__Stated exercise__: Within the data below, state how many lines contain the string "year". Provide the number only.

__Records for processing__:
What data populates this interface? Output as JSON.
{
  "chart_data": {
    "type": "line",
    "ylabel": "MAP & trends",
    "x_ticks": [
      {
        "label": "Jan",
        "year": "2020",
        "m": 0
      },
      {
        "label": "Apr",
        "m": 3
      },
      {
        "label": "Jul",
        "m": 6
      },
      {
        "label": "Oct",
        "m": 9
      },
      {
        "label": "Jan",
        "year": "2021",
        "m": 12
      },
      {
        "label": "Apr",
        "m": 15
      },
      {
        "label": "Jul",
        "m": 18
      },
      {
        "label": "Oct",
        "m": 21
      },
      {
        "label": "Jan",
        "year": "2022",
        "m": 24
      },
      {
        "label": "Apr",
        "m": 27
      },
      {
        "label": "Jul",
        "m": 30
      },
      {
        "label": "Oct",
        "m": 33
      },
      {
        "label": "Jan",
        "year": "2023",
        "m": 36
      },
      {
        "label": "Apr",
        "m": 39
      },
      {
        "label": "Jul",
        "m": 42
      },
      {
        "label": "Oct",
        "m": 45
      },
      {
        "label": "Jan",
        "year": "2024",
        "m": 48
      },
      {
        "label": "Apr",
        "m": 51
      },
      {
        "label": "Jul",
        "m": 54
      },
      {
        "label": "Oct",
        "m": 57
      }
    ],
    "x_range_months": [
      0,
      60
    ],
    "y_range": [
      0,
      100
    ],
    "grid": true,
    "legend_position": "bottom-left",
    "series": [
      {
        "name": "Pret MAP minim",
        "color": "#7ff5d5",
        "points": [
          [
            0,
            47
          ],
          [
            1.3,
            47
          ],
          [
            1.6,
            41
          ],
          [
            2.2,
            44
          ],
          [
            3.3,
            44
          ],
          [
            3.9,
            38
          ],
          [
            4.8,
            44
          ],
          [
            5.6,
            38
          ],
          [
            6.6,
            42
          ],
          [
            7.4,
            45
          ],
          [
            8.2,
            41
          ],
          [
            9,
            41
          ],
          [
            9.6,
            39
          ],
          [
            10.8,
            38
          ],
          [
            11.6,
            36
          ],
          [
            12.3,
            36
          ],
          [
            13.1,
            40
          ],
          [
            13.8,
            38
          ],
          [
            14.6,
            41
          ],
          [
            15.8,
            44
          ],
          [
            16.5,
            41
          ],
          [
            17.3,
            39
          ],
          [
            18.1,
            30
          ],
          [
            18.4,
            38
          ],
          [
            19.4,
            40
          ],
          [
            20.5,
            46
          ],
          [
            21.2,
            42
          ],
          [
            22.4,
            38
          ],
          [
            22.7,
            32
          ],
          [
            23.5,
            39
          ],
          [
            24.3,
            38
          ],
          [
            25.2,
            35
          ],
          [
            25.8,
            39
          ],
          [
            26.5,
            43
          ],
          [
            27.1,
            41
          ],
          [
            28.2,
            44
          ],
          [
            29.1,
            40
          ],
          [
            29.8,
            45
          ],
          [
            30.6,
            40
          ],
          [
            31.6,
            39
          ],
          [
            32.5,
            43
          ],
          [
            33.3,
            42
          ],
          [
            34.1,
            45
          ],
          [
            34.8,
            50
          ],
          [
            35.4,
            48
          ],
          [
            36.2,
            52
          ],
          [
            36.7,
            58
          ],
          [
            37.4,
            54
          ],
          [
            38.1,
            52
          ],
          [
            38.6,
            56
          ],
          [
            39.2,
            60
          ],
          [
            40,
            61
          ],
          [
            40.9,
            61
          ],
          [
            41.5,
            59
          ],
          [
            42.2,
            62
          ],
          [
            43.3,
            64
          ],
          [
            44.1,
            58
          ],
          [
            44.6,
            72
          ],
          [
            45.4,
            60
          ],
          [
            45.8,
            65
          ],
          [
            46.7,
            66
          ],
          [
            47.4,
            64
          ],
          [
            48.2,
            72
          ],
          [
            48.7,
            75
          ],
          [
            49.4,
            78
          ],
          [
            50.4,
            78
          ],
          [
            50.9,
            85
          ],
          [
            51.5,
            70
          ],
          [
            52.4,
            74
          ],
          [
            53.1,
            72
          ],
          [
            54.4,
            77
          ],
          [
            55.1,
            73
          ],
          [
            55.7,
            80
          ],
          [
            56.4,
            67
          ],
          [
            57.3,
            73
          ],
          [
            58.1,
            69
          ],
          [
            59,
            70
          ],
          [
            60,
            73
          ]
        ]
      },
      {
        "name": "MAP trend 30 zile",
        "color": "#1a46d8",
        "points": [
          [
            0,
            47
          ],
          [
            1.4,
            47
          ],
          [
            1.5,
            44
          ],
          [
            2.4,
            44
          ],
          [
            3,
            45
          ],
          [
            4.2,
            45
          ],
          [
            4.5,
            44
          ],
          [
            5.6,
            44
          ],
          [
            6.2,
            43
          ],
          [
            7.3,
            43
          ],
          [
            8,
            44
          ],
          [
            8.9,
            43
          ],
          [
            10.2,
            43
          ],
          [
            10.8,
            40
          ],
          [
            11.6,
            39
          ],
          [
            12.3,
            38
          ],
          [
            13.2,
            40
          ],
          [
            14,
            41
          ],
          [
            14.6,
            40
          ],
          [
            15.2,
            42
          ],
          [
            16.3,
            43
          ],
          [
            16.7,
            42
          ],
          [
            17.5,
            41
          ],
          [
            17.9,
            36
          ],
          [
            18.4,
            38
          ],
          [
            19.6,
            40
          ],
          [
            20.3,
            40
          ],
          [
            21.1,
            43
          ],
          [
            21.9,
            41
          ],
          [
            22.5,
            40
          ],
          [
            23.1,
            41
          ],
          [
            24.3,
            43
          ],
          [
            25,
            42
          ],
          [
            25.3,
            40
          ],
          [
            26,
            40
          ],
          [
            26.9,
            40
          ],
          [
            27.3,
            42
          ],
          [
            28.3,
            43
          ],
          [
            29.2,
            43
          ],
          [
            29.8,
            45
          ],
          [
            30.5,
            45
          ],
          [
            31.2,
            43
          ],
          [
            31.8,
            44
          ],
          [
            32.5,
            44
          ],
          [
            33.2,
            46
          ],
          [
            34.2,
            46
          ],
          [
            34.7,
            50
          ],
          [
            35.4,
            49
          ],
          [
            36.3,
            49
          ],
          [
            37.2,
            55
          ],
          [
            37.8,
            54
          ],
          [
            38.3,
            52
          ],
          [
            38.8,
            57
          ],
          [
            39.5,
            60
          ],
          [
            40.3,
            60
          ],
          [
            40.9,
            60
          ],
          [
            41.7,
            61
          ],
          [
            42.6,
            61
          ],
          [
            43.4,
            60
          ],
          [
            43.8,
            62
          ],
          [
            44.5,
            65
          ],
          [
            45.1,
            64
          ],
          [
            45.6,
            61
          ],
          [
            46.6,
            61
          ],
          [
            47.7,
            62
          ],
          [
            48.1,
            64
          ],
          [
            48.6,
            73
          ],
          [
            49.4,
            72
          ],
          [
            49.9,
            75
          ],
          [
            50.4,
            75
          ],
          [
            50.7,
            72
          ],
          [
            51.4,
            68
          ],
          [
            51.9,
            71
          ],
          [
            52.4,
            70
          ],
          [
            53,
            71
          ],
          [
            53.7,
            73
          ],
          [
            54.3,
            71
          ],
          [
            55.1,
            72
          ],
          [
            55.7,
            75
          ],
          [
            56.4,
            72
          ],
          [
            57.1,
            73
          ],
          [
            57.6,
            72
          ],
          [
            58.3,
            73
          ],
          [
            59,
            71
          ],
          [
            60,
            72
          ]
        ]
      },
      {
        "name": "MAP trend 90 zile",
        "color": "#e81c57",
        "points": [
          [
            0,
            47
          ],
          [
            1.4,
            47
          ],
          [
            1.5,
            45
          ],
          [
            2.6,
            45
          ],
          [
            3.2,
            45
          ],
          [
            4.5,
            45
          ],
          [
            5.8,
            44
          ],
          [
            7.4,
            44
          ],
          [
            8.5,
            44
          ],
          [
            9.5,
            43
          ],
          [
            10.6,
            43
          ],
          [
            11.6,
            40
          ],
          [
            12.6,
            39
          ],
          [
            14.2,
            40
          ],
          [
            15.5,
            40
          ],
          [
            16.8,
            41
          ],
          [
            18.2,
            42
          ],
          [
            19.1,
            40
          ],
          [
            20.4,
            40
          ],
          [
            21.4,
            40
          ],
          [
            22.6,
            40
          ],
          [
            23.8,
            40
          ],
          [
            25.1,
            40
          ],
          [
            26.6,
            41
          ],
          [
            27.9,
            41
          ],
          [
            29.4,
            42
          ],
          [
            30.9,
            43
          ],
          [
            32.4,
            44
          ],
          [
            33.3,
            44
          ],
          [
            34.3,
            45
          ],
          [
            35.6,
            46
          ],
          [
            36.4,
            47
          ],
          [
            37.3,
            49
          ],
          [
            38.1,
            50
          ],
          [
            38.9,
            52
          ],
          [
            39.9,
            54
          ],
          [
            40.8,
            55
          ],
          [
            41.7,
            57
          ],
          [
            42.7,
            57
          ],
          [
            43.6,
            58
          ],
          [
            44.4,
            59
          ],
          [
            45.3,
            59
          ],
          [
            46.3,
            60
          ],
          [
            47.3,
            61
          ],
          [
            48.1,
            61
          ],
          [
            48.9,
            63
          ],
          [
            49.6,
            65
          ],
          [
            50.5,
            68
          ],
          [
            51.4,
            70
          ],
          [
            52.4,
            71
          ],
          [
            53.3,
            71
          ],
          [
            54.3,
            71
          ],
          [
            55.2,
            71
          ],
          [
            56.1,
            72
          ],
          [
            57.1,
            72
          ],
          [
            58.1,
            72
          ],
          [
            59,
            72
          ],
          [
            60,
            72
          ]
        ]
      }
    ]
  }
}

__Response__: 5